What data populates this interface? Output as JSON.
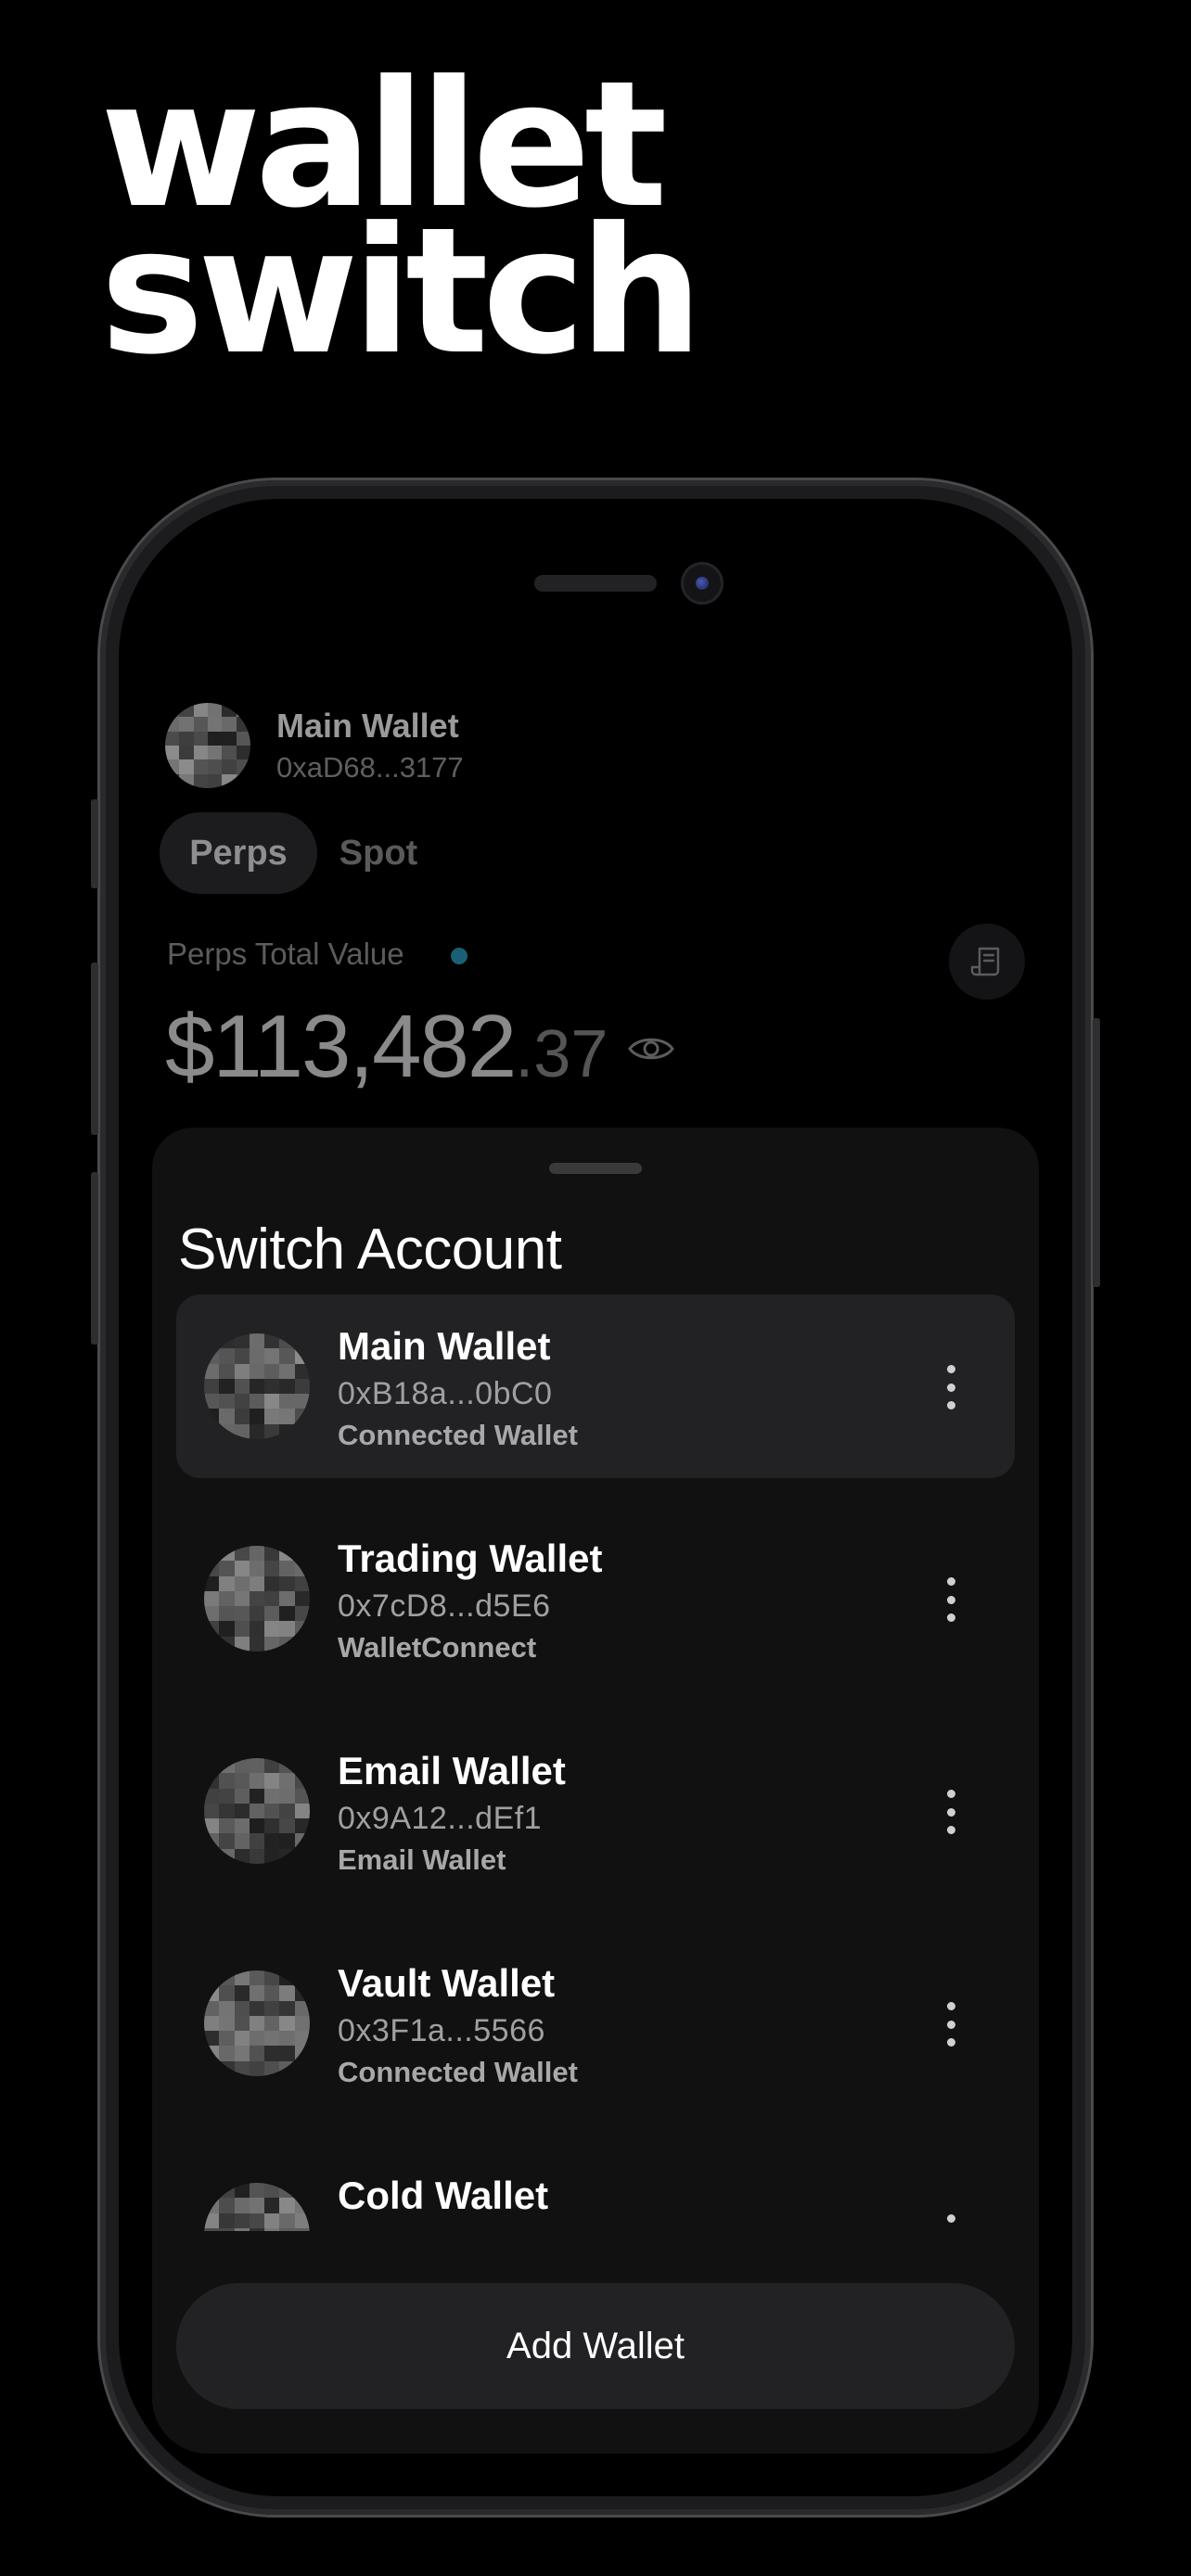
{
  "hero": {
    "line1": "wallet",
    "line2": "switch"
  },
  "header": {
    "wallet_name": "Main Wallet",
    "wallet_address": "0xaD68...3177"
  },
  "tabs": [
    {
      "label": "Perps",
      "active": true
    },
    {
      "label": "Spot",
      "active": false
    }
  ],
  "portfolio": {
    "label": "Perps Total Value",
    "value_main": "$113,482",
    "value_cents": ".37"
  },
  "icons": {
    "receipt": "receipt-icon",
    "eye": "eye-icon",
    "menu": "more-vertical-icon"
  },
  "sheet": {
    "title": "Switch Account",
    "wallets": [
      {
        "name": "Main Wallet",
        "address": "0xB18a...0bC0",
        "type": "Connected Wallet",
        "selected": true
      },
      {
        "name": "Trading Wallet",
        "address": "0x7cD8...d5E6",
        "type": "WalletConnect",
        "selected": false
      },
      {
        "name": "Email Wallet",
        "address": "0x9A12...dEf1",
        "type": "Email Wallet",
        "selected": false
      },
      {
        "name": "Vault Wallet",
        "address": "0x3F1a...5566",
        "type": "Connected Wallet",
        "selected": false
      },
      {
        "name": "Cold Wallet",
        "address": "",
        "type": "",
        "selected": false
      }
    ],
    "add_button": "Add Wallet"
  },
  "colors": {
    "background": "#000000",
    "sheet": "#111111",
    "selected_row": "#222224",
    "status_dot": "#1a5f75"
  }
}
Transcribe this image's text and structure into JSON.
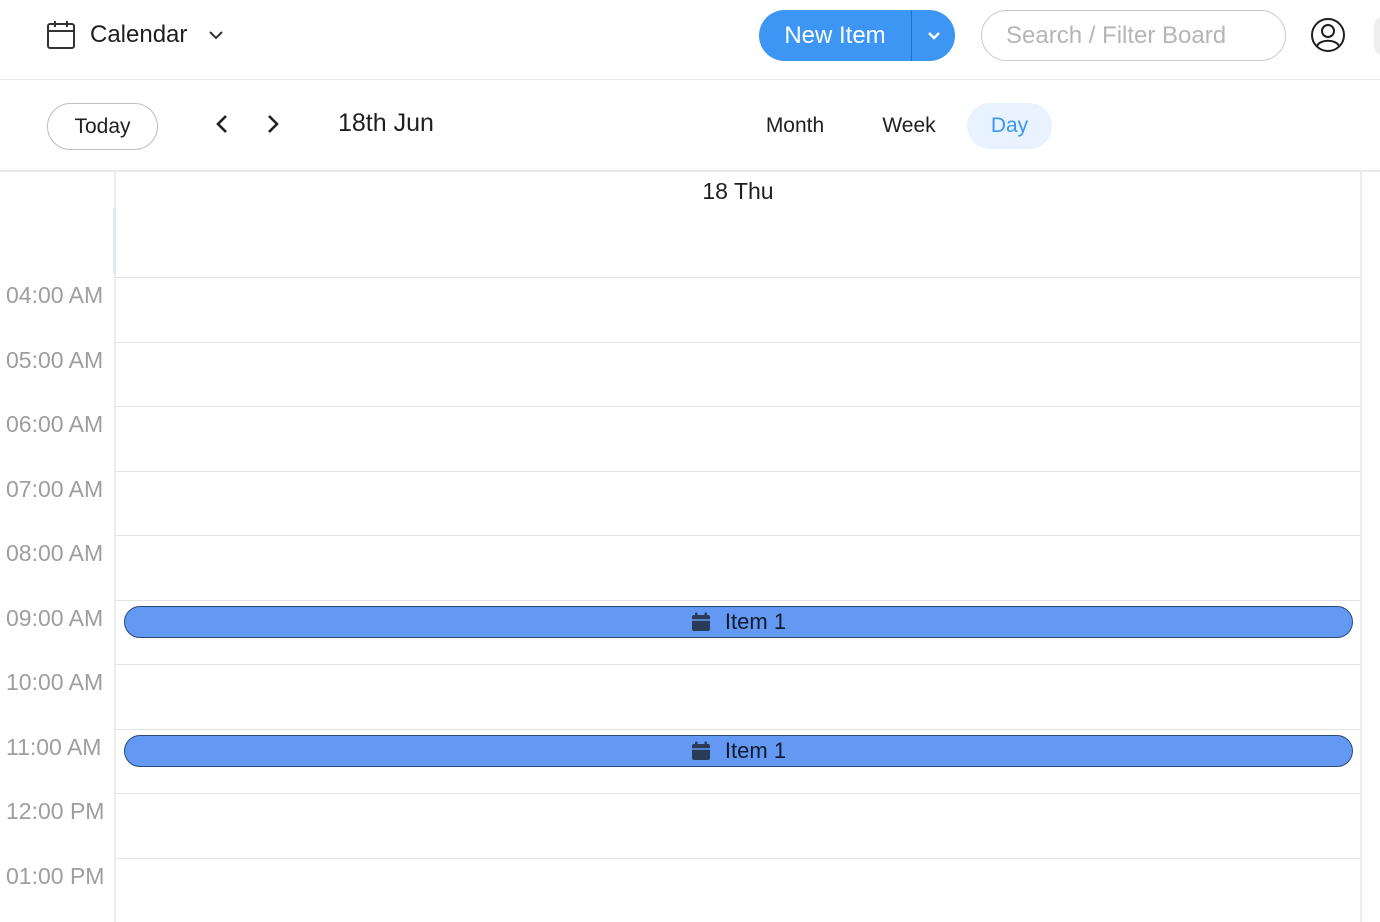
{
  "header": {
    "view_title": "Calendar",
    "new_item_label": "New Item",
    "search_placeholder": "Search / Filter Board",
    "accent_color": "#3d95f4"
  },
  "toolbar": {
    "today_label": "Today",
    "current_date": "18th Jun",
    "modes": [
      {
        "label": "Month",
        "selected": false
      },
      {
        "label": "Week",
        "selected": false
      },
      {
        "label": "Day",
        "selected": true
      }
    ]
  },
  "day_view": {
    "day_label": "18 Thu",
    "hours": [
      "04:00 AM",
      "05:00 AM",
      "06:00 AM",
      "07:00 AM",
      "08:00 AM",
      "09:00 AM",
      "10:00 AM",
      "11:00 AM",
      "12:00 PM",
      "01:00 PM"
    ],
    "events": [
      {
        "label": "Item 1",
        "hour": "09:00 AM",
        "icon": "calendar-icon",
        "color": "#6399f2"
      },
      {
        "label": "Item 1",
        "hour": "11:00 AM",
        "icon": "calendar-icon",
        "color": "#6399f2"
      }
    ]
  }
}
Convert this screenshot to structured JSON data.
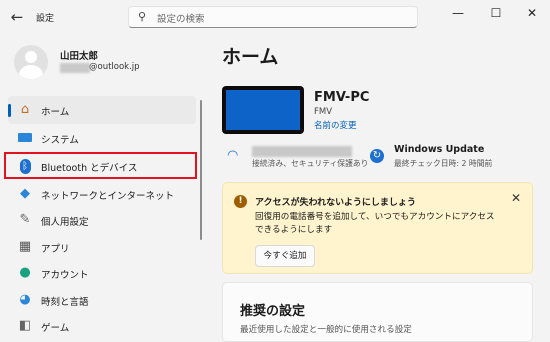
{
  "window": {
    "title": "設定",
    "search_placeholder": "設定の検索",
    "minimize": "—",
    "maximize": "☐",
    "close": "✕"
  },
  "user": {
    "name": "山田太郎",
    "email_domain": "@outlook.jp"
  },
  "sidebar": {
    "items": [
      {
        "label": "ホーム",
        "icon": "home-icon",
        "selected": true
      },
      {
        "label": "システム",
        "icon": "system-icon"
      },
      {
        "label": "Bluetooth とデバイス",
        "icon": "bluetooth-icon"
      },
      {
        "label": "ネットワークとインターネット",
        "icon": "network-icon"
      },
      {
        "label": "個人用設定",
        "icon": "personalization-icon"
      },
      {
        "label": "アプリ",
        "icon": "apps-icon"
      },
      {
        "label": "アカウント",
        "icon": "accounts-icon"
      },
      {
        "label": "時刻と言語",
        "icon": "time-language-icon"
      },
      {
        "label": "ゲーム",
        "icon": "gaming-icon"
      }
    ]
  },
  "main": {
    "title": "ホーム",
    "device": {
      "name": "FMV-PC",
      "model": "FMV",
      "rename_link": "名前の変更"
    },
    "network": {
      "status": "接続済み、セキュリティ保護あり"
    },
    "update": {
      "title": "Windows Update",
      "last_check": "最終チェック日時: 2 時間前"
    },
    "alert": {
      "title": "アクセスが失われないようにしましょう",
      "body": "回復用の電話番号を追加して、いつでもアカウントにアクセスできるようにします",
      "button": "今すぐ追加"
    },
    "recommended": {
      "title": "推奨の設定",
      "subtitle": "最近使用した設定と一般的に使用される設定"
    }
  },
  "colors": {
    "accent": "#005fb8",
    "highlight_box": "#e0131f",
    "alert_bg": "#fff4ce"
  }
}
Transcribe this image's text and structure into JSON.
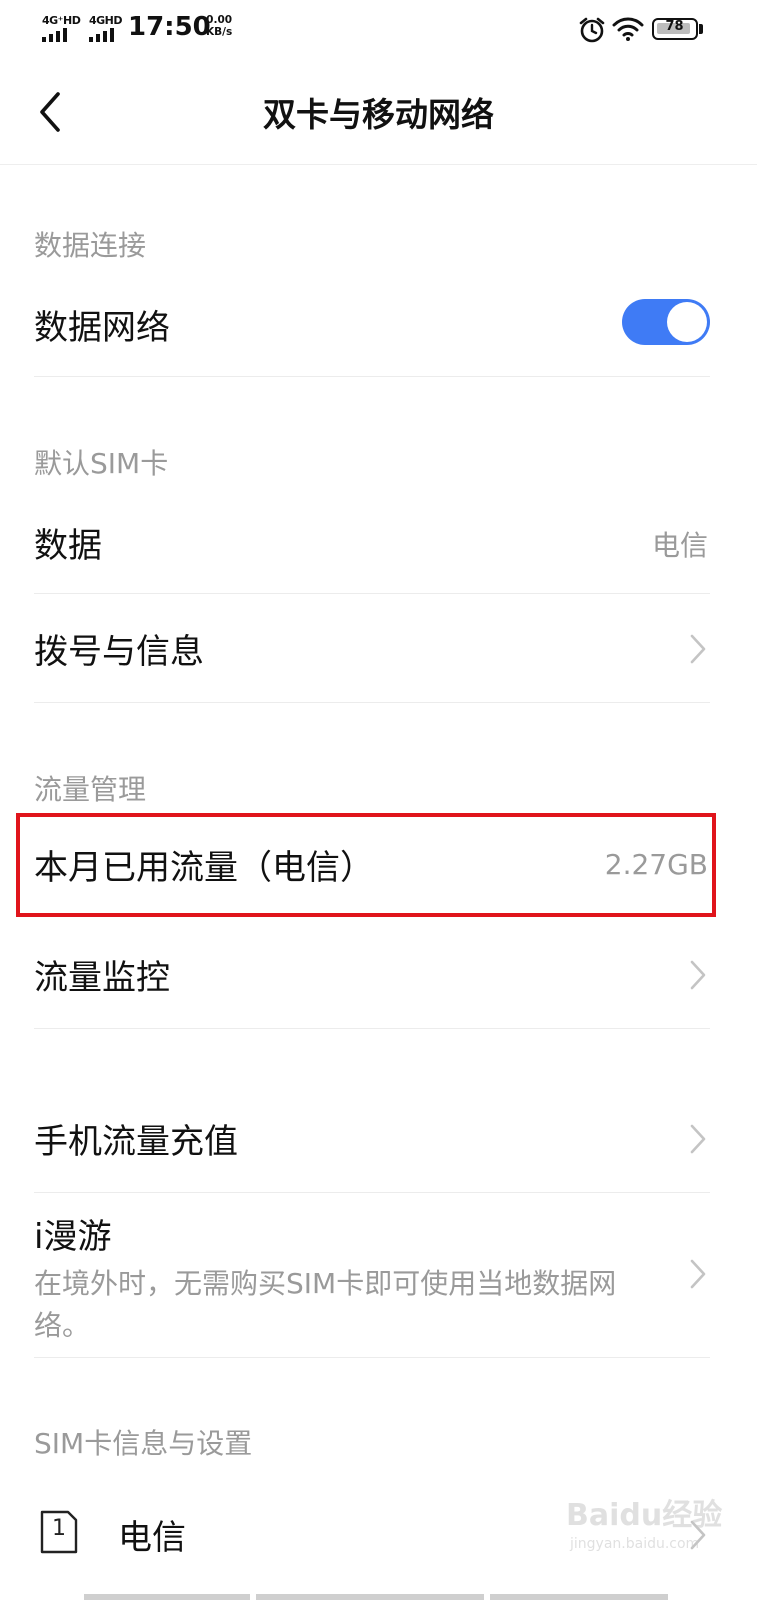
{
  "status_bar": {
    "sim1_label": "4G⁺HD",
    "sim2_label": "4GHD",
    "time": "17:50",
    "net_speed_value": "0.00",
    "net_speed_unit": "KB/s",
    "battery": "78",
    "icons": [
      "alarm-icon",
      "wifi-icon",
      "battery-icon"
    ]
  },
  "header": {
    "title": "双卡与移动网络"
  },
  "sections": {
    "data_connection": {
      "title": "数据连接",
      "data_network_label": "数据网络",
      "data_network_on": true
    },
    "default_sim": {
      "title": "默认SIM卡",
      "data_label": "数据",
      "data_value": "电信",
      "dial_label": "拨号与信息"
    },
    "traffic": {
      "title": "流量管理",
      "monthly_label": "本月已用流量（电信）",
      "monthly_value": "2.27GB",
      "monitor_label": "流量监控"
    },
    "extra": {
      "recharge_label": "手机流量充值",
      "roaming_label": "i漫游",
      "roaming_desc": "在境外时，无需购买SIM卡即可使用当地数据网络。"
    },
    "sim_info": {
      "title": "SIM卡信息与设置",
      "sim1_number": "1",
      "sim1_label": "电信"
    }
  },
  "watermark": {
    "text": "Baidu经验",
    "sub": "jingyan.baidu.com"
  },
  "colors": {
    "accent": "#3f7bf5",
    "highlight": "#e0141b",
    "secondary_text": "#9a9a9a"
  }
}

- TASK REQUIREMENTS
Please write out all of the material above without changing a word, and omit any pictures.

- FINAL RESULT
What data populates this interface? Output as JSON.
{
  "hero": {
    "line1": "wallet",
    "line2": "switch"
  },
  "header": {
    "wallet_name": "Main Wallet",
    "wallet_address": "0xaD68...3177"
  },
  "tabs": [
    {
      "label": "Perps",
      "active": true
    },
    {
      "label": "Spot",
      "active": false
    }
  ],
  "portfolio": {
    "label": "Perps Total Value",
    "value_main": "$113,482",
    "value_cents": ".37"
  },
  "icons": {
    "receipt": "receipt-icon",
    "eye": "eye-icon",
    "menu": "more-vertical-icon"
  },
  "sheet": {
    "title": "Switch Account",
    "wallets": [
      {
        "name": "Main Wallet",
        "address": "0xB18a...0bC0",
        "type": "Connected Wallet",
        "selected": true
      },
      {
        "name": "Trading Wallet",
        "address": "0x7cD8...d5E6",
        "type": "WalletConnect",
        "selected": false
      },
      {
        "name": "Email Wallet",
        "address": "0x9A12...dEf1",
        "type": "Email Wallet",
        "selected": false
      },
      {
        "name": "Vault Wallet",
        "address": "0x3F1a...5566",
        "type": "Connected Wallet",
        "selected": false
      },
      {
        "name": "Cold Wallet",
        "address": "",
        "type": "",
        "selected": false
      }
    ],
    "add_button": "Add Wallet"
  },
  "colors": {
    "background": "#000000",
    "sheet": "#111111",
    "selected_row": "#222224",
    "status_dot": "#1a5f75"
  }
}
Transcribe this image's text and structure into JSON.
{
  "header": {
    "view_title": "Calendar",
    "new_item_label": "New Item",
    "search_placeholder": "Search / Filter Board",
    "accent_color": "#3d95f4"
  },
  "toolbar": {
    "today_label": "Today",
    "current_date": "18th Jun",
    "modes": [
      {
        "label": "Month",
        "selected": false
      },
      {
        "label": "Week",
        "selected": false
      },
      {
        "label": "Day",
        "selected": true
      }
    ]
  },
  "day_view": {
    "day_label": "18 Thu",
    "hours": [
      "04:00 AM",
      "05:00 AM",
      "06:00 AM",
      "07:00 AM",
      "08:00 AM",
      "09:00 AM",
      "10:00 AM",
      "11:00 AM",
      "12:00 PM",
      "01:00 PM"
    ],
    "events": [
      {
        "label": "Item 1",
        "hour": "09:00 AM",
        "icon": "calendar-icon",
        "color": "#6399f2"
      },
      {
        "label": "Item 1",
        "hour": "11:00 AM",
        "icon": "calendar-icon",
        "color": "#6399f2"
      }
    ]
  }
}
Convert this screenshot to structured JSON data.
{
  "window": {
    "title": "設定",
    "search_placeholder": "設定の検索",
    "minimize": "—",
    "maximize": "☐",
    "close": "✕"
  },
  "user": {
    "name": "山田太郎",
    "email_domain": "@outlook.jp"
  },
  "sidebar": {
    "items": [
      {
        "label": "ホーム",
        "icon": "home-icon",
        "selected": true
      },
      {
        "label": "システム",
        "icon": "system-icon"
      },
      {
        "label": "Bluetooth とデバイス",
        "icon": "bluetooth-icon"
      },
      {
        "label": "ネットワークとインターネット",
        "icon": "network-icon"
      },
      {
        "label": "個人用設定",
        "icon": "personalization-icon"
      },
      {
        "label": "アプリ",
        "icon": "apps-icon"
      },
      {
        "label": "アカウント",
        "icon": "accounts-icon"
      },
      {
        "label": "時刻と言語",
        "icon": "time-language-icon"
      },
      {
        "label": "ゲーム",
        "icon": "gaming-icon"
      }
    ]
  },
  "main": {
    "title": "ホーム",
    "device": {
      "name": "FMV-PC",
      "model": "FMV",
      "rename_link": "名前の変更"
    },
    "network": {
      "status": "接続済み、セキュリティ保護あり"
    },
    "update": {
      "title": "Windows Update",
      "last_check": "最終チェック日時: 2 時間前"
    },
    "alert": {
      "title": "アクセスが失われないようにしましょう",
      "body": "回復用の電話番号を追加して、いつでもアカウントにアクセスできるようにします",
      "button": "今すぐ追加"
    },
    "recommended": {
      "title": "推奨の設定",
      "subtitle": "最近使用した設定と一般的に使用される設定"
    }
  },
  "colors": {
    "accent": "#005fb8",
    "highlight_box": "#e0131f",
    "alert_bg": "#fff4ce"
  }
}
Transcribe this image's text and structure into JSON.
{
  "status_bar": {
    "sim1_label": "4G⁺HD",
    "sim2_label": "4GHD",
    "time": "17:50",
    "net_speed_value": "0.00",
    "net_speed_unit": "KB/s",
    "battery": "78",
    "icons": [
      "alarm-icon",
      "wifi-icon",
      "battery-icon"
    ]
  },
  "header": {
    "title": "双卡与移动网络"
  },
  "sections": {
    "data_connection": {
      "title": "数据连接",
      "data_network_label": "数据网络",
      "data_network_on": true
    },
    "default_sim": {
      "title": "默认SIM卡",
      "data_label": "数据",
      "data_value": "电信",
      "dial_label": "拨号与信息"
    },
    "traffic": {
      "title": "流量管理",
      "monthly_label": "本月已用流量（电信）",
      "monthly_value": "2.27GB",
      "monitor_label": "流量监控"
    },
    "extra": {
      "recharge_label": "手机流量充值",
      "roaming_label": "i漫游",
      "roaming_desc": "在境外时，无需购买SIM卡即可使用当地数据网络。"
    },
    "sim_info": {
      "title": "SIM卡信息与设置",
      "sim1_number": "1",
      "sim1_label": "电信"
    }
  },
  "watermark": {
    "text": "Baidu经验",
    "sub": "jingyan.baidu.com"
  },
  "colors": {
    "accent": "#3f7bf5",
    "highlight": "#e0141b",
    "secondary_text": "#9a9a9a"
  }
}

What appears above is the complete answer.